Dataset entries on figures
^^^^^^^^

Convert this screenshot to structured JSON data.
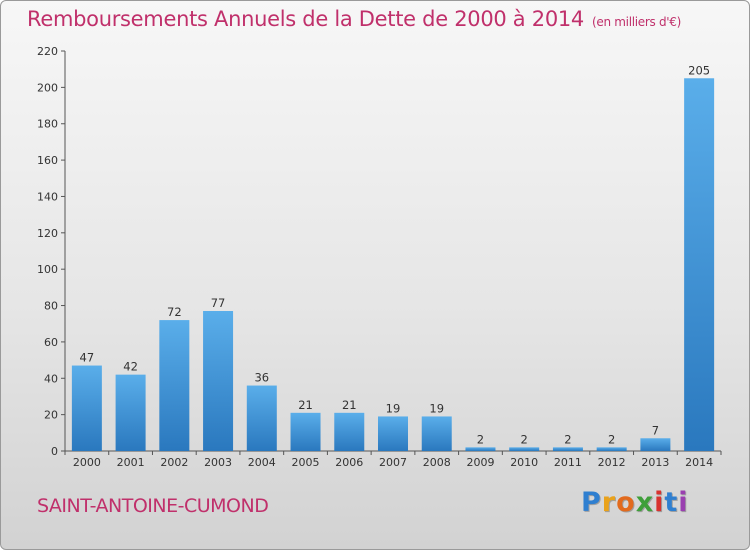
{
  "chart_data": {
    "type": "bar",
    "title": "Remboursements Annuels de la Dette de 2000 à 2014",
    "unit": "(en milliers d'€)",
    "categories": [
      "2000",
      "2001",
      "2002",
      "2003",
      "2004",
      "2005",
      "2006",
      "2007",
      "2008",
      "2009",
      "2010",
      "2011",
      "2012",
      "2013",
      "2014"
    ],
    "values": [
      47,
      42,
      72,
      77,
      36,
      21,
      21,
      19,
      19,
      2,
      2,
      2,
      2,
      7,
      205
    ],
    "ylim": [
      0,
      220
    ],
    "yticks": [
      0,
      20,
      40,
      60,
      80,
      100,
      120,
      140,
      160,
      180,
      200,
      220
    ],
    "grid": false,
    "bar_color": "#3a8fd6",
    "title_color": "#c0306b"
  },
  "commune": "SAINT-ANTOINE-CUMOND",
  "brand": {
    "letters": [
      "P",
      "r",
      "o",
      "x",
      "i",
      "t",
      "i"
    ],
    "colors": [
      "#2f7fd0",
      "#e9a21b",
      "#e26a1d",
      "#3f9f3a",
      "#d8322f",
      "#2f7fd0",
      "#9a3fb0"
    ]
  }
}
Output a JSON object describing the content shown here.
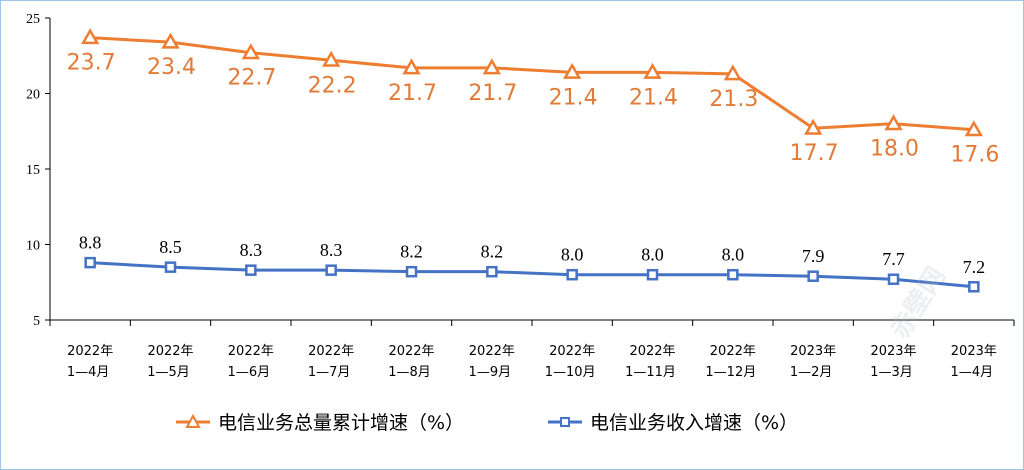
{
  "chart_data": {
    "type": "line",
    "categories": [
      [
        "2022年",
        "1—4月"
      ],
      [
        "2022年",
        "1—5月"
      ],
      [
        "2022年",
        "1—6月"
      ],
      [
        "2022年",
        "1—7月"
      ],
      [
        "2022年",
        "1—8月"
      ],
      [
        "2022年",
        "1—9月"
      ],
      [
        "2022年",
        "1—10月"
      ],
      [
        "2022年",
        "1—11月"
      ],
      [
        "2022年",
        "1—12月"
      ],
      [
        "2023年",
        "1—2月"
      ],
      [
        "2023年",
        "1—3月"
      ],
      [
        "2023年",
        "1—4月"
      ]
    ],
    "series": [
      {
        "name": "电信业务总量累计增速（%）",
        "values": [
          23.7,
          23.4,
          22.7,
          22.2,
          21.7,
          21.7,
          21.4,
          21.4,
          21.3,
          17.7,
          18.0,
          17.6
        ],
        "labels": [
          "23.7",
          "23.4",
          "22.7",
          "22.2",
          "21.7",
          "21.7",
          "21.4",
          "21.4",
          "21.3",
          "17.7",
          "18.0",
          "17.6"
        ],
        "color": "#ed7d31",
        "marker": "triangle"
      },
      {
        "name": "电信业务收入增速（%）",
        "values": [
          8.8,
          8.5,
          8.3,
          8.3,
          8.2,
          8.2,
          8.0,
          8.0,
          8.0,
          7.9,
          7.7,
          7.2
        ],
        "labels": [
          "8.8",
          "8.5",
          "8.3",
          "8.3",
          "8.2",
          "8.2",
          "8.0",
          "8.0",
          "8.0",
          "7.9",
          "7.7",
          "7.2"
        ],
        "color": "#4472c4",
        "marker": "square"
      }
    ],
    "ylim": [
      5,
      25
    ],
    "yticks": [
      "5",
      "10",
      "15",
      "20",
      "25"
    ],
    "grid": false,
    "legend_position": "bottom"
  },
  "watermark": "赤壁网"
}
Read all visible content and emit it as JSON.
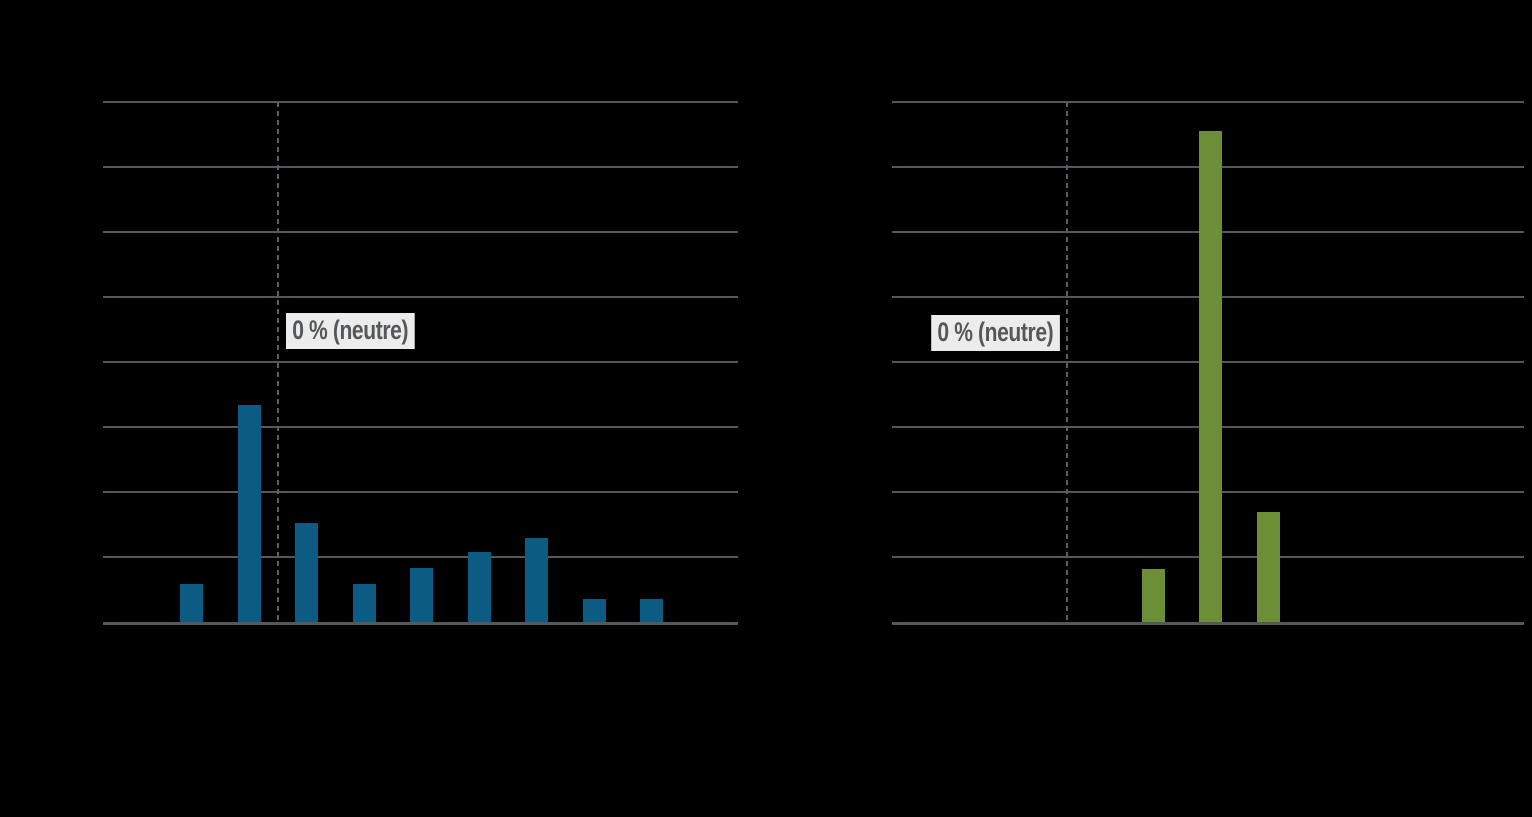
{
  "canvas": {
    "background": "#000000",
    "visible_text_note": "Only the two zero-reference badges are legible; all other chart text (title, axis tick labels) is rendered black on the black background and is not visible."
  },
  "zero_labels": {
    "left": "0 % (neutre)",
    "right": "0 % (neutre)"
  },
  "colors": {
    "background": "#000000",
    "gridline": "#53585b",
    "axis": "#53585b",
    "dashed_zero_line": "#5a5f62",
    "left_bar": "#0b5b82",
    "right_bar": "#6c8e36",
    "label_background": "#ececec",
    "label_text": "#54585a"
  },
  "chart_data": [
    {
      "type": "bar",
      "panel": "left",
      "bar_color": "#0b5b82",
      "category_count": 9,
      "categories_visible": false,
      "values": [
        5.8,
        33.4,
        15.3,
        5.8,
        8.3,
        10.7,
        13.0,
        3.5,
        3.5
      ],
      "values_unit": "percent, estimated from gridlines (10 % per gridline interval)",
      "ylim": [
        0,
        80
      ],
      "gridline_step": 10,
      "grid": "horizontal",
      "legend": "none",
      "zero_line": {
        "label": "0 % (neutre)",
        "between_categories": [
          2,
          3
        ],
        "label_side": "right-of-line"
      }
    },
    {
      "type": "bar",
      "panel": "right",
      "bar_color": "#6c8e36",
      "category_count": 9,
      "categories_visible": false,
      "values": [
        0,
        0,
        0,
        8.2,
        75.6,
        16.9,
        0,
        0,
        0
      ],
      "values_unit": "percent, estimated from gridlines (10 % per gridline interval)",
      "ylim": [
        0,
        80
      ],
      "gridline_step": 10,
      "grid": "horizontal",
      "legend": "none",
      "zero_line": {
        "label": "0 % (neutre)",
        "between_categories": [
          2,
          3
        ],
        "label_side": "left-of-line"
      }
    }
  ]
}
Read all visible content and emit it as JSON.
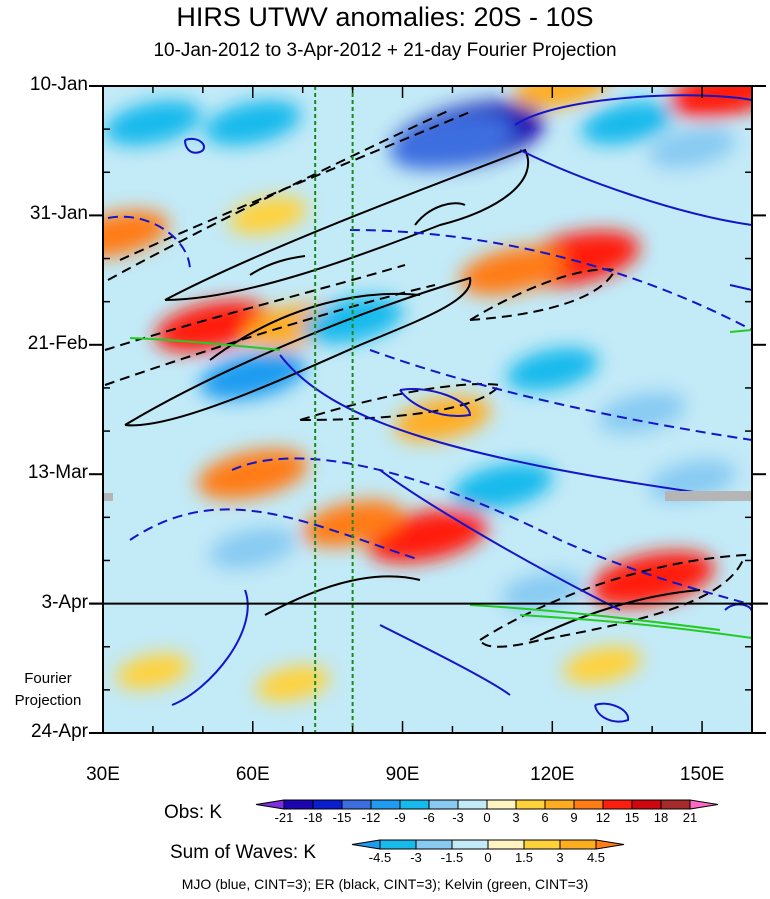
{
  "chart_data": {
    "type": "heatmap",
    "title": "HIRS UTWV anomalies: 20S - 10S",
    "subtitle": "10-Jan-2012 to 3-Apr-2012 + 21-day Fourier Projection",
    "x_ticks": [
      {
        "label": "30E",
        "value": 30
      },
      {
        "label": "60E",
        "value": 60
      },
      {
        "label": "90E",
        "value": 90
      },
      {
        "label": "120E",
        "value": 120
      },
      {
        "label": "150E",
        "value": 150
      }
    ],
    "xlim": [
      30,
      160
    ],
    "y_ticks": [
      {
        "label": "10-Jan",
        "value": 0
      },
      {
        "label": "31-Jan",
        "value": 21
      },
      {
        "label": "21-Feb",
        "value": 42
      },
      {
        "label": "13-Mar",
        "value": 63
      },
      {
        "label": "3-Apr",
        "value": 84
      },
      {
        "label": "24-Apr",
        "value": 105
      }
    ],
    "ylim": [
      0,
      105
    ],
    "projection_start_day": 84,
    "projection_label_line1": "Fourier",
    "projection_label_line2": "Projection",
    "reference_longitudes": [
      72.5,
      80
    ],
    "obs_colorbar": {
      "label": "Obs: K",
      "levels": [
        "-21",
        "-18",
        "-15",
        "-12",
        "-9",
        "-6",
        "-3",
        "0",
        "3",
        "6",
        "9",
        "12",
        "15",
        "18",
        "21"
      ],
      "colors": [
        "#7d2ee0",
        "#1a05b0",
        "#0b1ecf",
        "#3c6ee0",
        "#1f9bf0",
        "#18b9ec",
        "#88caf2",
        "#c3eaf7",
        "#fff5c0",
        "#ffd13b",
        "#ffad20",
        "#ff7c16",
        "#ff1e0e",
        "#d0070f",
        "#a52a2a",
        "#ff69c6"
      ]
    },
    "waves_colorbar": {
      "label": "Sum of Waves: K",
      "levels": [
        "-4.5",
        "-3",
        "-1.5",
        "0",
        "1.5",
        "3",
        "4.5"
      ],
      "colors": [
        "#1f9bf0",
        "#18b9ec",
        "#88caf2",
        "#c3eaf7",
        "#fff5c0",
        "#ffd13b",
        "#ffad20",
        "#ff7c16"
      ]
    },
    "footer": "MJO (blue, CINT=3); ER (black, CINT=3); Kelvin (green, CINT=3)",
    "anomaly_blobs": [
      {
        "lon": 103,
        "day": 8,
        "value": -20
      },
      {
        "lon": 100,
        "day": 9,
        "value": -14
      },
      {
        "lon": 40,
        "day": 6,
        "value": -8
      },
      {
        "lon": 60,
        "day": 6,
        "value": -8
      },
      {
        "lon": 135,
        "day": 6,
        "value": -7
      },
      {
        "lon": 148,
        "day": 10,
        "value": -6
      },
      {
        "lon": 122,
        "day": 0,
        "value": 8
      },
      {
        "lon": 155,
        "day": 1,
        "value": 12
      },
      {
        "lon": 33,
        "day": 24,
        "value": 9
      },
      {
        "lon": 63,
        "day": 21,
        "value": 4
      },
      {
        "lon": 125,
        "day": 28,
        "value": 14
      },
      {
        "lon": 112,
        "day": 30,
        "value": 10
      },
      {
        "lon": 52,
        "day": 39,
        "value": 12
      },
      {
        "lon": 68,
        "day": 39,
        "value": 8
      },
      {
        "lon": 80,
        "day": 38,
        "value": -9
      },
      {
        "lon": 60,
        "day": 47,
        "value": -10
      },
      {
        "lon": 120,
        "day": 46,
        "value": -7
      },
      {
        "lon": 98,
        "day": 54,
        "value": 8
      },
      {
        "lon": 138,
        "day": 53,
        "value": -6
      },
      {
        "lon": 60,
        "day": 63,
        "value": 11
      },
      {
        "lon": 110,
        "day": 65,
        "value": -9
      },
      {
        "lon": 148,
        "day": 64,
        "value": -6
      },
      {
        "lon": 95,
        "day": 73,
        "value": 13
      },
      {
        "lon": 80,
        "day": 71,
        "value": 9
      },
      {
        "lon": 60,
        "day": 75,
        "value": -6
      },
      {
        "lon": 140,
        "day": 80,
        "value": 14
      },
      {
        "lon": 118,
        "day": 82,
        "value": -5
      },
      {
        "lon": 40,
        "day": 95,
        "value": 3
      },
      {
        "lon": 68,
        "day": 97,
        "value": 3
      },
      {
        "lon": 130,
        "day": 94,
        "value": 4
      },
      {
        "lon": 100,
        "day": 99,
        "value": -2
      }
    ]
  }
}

^^^^^^^^

Above are the records. Copy every line in them holding "Fourier".

WORKED SOLUTION
    "subtitle": "10-Jan-2012 to 3-Apr-2012 + 21-day Fourier Projection",
    "projection_label_line1": "Fourier",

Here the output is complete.